* **Task brief**: Copy every entry precisely.

···

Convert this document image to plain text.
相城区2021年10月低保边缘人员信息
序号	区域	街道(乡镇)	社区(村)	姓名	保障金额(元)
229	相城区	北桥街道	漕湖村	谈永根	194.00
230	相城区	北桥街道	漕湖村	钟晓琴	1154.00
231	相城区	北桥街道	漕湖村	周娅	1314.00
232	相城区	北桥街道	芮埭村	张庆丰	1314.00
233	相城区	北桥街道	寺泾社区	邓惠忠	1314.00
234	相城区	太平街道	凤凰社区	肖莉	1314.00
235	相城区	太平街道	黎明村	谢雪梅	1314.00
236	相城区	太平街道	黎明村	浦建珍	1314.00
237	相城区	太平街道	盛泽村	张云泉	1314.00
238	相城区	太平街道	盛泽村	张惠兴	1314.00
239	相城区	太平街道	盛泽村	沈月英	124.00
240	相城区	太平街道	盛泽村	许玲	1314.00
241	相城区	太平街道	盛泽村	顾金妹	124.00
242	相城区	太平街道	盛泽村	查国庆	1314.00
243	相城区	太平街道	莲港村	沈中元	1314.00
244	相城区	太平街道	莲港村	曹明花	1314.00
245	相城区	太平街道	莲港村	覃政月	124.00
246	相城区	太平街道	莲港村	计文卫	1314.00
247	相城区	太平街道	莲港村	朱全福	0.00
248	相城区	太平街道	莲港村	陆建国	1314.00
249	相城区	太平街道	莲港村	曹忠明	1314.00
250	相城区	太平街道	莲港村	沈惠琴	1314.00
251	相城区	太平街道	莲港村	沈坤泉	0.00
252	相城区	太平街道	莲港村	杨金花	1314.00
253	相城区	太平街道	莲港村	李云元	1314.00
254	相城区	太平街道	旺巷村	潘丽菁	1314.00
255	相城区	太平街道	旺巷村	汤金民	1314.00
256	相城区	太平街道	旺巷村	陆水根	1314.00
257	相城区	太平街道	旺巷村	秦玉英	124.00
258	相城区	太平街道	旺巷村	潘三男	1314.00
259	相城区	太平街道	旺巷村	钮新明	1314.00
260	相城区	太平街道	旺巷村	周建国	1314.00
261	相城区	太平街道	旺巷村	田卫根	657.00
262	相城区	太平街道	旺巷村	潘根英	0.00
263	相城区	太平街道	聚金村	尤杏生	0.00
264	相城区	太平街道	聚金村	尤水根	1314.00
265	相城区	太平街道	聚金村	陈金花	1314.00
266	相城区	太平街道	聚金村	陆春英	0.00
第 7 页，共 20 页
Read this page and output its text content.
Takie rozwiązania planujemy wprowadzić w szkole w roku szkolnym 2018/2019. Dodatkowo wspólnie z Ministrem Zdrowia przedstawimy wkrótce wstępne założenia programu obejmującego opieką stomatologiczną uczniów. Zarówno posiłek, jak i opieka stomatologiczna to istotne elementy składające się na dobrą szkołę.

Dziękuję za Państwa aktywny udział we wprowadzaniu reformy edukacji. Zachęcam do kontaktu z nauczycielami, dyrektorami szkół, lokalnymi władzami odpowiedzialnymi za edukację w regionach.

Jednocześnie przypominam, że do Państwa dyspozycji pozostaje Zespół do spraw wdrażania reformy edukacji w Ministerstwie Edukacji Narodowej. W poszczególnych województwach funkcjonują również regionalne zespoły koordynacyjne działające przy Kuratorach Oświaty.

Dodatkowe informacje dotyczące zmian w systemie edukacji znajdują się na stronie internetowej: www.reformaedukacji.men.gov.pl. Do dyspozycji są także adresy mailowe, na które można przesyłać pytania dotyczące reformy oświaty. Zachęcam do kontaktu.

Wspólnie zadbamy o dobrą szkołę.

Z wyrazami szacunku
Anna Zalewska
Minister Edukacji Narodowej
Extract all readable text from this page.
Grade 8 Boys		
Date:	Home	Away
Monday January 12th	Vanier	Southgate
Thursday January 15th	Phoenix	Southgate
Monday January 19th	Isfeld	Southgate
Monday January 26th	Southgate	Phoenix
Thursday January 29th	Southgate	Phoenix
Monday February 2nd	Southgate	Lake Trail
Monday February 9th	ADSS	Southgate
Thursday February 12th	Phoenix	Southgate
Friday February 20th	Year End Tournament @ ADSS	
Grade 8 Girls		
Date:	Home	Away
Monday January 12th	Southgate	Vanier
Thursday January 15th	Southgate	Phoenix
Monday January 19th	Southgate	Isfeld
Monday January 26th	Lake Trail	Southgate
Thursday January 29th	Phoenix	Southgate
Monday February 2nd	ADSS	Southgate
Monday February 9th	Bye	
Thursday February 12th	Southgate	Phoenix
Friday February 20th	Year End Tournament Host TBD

···

* **Exercise result**:
Convert this document image to plain text.
相城区2021年10月低保边缘人员信息
序号	区域	街道(乡镇)	社区(村)	姓名	保障金额(元)
229	相城区	北桥街道	漕湖村	谈永根	194.00
230	相城区	北桥街道	漕湖村	钟晓琴	1154.00
231	相城区	北桥街道	漕湖村	周娅	1314.00
232	相城区	北桥街道	芮埭村	张庆丰	1314.00
233	相城区	北桥街道	寺泾社区	邓惠忠	1314.00
234	相城区	太平街道	凤凰社区	肖莉	1314.00
235	相城区	太平街道	黎明村	谢雪梅	1314.00
236	相城区	太平街道	黎明村	浦建珍	1314.00
237	相城区	太平街道	盛泽村	张云泉	1314.00
238	相城区	太平街道	盛泽村	张惠兴	1314.00
239	相城区	太平街道	盛泽村	沈月英	124.00
240	相城区	太平街道	盛泽村	许玲	1314.00
241	相城区	太平街道	盛泽村	顾金妹	124.00
242	相城区	太平街道	盛泽村	查国庆	1314.00
243	相城区	太平街道	莲港村	沈中元	1314.00
244	相城区	太平街道	莲港村	曹明花	1314.00
245	相城区	太平街道	莲港村	覃政月	124.00
246	相城区	太平街道	莲港村	计文卫	1314.00
247	相城区	太平街道	莲港村	朱全福	0.00
248	相城区	太平街道	莲港村	陆建国	1314.00
249	相城区	太平街道	莲港村	曹忠明	1314.00
250	相城区	太平街道	莲港村	沈惠琴	1314.00
251	相城区	太平街道	莲港村	沈坤泉	0.00
252	相城区	太平街道	莲港村	杨金花	1314.00
253	相城区	太平街道	莲港村	李云元	1314.00
254	相城区	太平街道	旺巷村	潘丽菁	1314.00
255	相城区	太平街道	旺巷村	汤金民	1314.00
256	相城区	太平街道	旺巷村	陆水根	1314.00
257	相城区	太平街道	旺巷村	秦玉英	124.00
258	相城区	太平街道	旺巷村	潘三男	1314.00
259	相城区	太平街道	旺巷村	钮新明	1314.00
260	相城区	太平街道	旺巷村	周建国	1314.00
261	相城区	太平街道	旺巷村	田卫根	657.00
262	相城区	太平街道	旺巷村	潘根英	0.00
263	相城区	太平街道	聚金村	尤杏生	0.00
264	相城区	太平街道	聚金村	尤水根	1314.00
265	相城区	太平街道	聚金村	陈金花	1314.00
266	相城区	太平街道	聚金村	陆春英	0.00
第 7 页，共 20 页
Read this page and output its text content.
Takie rozwiązania planujemy wprowadzić w szkole w roku szkolnym 2018/2019. Dodatkowo wspólnie z Ministrem Zdrowia przedstawimy wkrótce wstępne założenia programu obejmującego opieką stomatologiczną uczniów. Zarówno posiłek, jak i opieka stomatologiczna to istotne elementy składające się na dobrą szkołę.

Dziękuję za Państwa aktywny udział we wprowadzaniu reformy edukacji. Zachęcam do kontaktu z nauczycielami, dyrektorami szkół, lokalnymi władzami odpowiedzialnymi za edukację w regionach.

Jednocześnie przypominam, że do Państwa dyspozycji pozostaje Zespół do spraw wdrażania reformy edukacji w Ministerstwie Edukacji Narodowej. W poszczególnych województwach funkcjonują również regionalne zespoły koordynacyjne działające przy Kuratorach Oświaty.

Dodatkowe informacje dotyczące zmian w systemie edukacji znajdują się na stronie internetowej: www.reformaedukacji.men.gov.pl. Do dyspozycji są także adresy mailowe, na które można przesyłać pytania dotyczące reformy oświaty. Zachęcam do kontaktu.

Wspólnie zadbamy o dobrą szkołę.

Z wyrazami szacunku
Anna Zalewska
Minister Edukacji Narodowej
Extract all readable text from this page.
Grade 8 Boys		
Date:	Home	Away
Monday January 12th	Vanier	Southgate
Thursday January 15th	Phoenix	Southgate
Monday January 19th	Isfeld	Southgate
Monday January 26th	Southgate	Phoenix
Thursday January 29th	Southgate	Phoenix
Monday February 2nd	Southgate	Lake Trail
Monday February 9th	ADSS	Southgate
Thursday February 12th	Phoenix	Southgate
Friday February 20th	Year End Tournament @ ADSS	
Grade 8 Girls		
Date:	Home	Away
Monday January 12th	Southgate	Vanier
Thursday January 15th	Southgate	Phoenix
Monday January 19th	Southgate	Isfeld
Monday January 26th	Lake Trail	Southgate
Thursday January 29th	Phoenix	Southgate
Monday February 2nd	ADSS	Southgate
Monday February 9th	Bye	
Thursday February 12th	Southgate	Phoenix
Friday February 20th	Year End Tournament Host TBD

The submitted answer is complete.